§ What you should do: Every entry below should be repeated exactly; the pictures should not.

—————

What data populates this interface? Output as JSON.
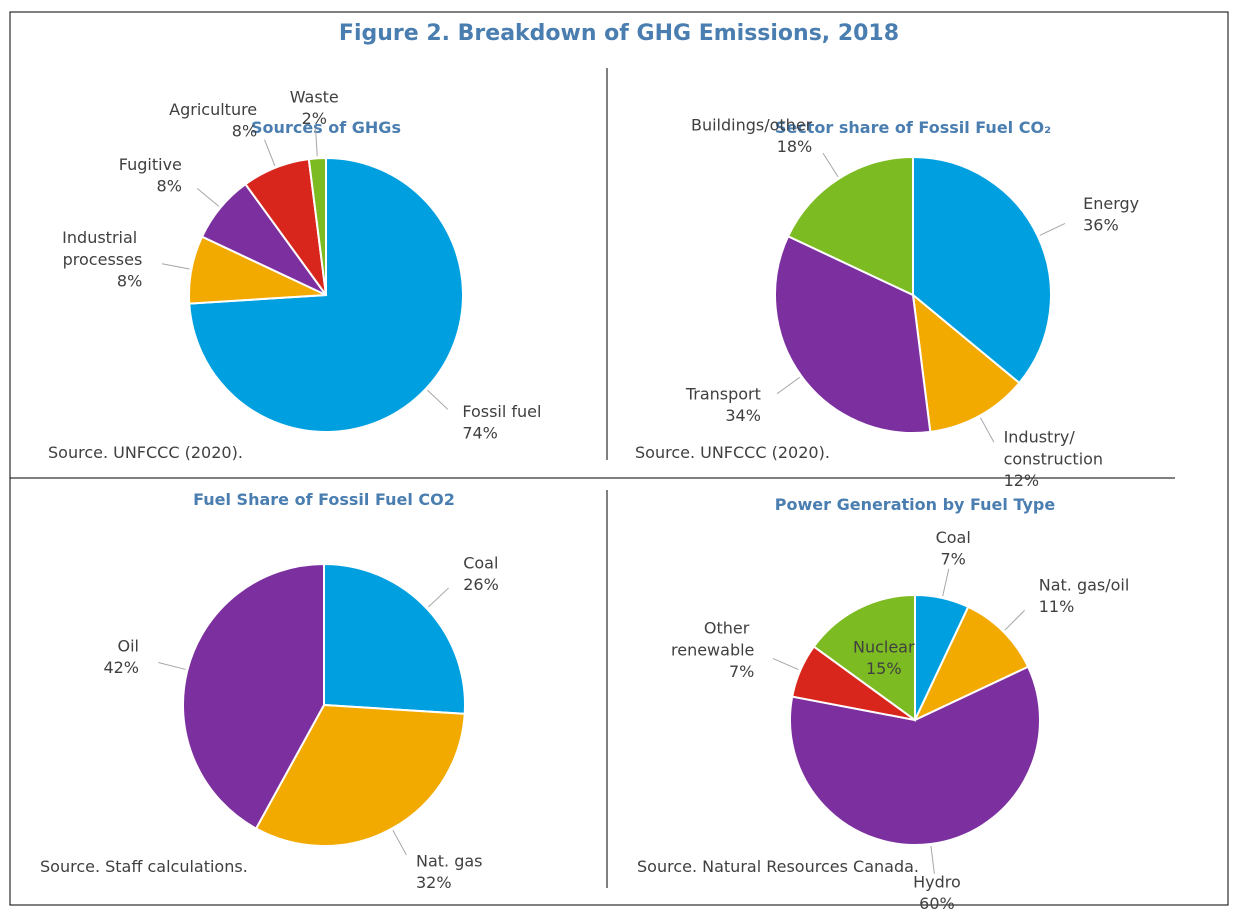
{
  "title": "Figure 2. Breakdown of GHG Emissions, 2018",
  "chart_data": [
    {
      "type": "pie",
      "title": "Sources of GHGs",
      "categories": [
        "Fossil fuel",
        "Industrial processes",
        "Fugitive",
        "Agriculture",
        "Waste"
      ],
      "values": [
        74,
        8,
        8,
        8,
        2
      ],
      "value_labels": [
        "74%",
        "8%",
        "8%",
        "8%",
        "2%"
      ],
      "colors": [
        "#00a0e0",
        "#f2a900",
        "#7c30a0",
        "#d9261c",
        "#7dbb22"
      ],
      "source": "Source. UNFCCC (2020)."
    },
    {
      "type": "pie",
      "title": "Sector share of Fossil Fuel CO₂",
      "categories": [
        "Energy",
        "Industry/construction",
        "Transport",
        "Buildings/other"
      ],
      "values": [
        36,
        12,
        34,
        18
      ],
      "value_labels": [
        "36%",
        "12%",
        "34%",
        "18%"
      ],
      "colors": [
        "#00a0e0",
        "#f2a900",
        "#7c30a0",
        "#7dbb22"
      ],
      "source": "Source. UNFCCC (2020)."
    },
    {
      "type": "pie",
      "title": "Fuel Share of Fossil Fuel CO2",
      "categories": [
        "Coal",
        "Nat. gas",
        "Oil"
      ],
      "values": [
        26,
        32,
        42
      ],
      "value_labels": [
        "26%",
        "32%",
        "42%"
      ],
      "colors": [
        "#00a0e0",
        "#f2a900",
        "#7c30a0"
      ],
      "source": "Source. Staff calculations."
    },
    {
      "type": "pie",
      "title": "Power Generation by Fuel Type",
      "categories": [
        "Coal",
        "Nat. gas/oil",
        "Hydro",
        "Other renewable",
        "Nuclear"
      ],
      "values": [
        7,
        11,
        60,
        7,
        15
      ],
      "value_labels": [
        "7%",
        "11%",
        "60%",
        "7%",
        "15%"
      ],
      "colors": [
        "#00a0e0",
        "#f2a900",
        "#7c30a0",
        "#d9261c",
        "#7dbb22"
      ],
      "source": "Source. Natural Resources Canada."
    }
  ]
}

—————

§ Result of this exercise:
What data populates this interface? Output as JSON.
{
  "title": "Figure 2. Breakdown of GHG Emissions, 2018",
  "chart_data": [
    {
      "type": "pie",
      "title": "Sources of GHGs",
      "categories": [
        "Fossil fuel",
        "Industrial processes",
        "Fugitive",
        "Agriculture",
        "Waste"
      ],
      "values": [
        74,
        8,
        8,
        8,
        2
      ],
      "value_labels": [
        "74%",
        "8%",
        "8%",
        "8%",
        "2%"
      ],
      "colors": [
        "#00a0e0",
        "#f2a900",
        "#7c30a0",
        "#d9261c",
        "#7dbb22"
      ],
      "source": "Source. UNFCCC (2020)."
    },
    {
      "type": "pie",
      "title": "Sector share of Fossil Fuel CO₂",
      "categories": [
        "Energy",
        "Industry/construction",
        "Transport",
        "Buildings/other"
      ],
      "values": [
        36,
        12,
        34,
        18
      ],
      "value_labels": [
        "36%",
        "12%",
        "34%",
        "18%"
      ],
      "colors": [
        "#00a0e0",
        "#f2a900",
        "#7c30a0",
        "#7dbb22"
      ],
      "source": "Source. UNFCCC (2020)."
    },
    {
      "type": "pie",
      "title": "Fuel Share of Fossil Fuel CO2",
      "categories": [
        "Coal",
        "Nat. gas",
        "Oil"
      ],
      "values": [
        26,
        32,
        42
      ],
      "value_labels": [
        "26%",
        "32%",
        "42%"
      ],
      "colors": [
        "#00a0e0",
        "#f2a900",
        "#7c30a0"
      ],
      "source": "Source. Staff calculations."
    },
    {
      "type": "pie",
      "title": "Power Generation by Fuel Type",
      "categories": [
        "Coal",
        "Nat. gas/oil",
        "Hydro",
        "Other renewable",
        "Nuclear"
      ],
      "values": [
        7,
        11,
        60,
        7,
        15
      ],
      "value_labels": [
        "7%",
        "11%",
        "60%",
        "7%",
        "15%"
      ],
      "colors": [
        "#00a0e0",
        "#f2a900",
        "#7c30a0",
        "#d9261c",
        "#7dbb22"
      ],
      "source": "Source. Natural Resources Canada."
    }
  ]
}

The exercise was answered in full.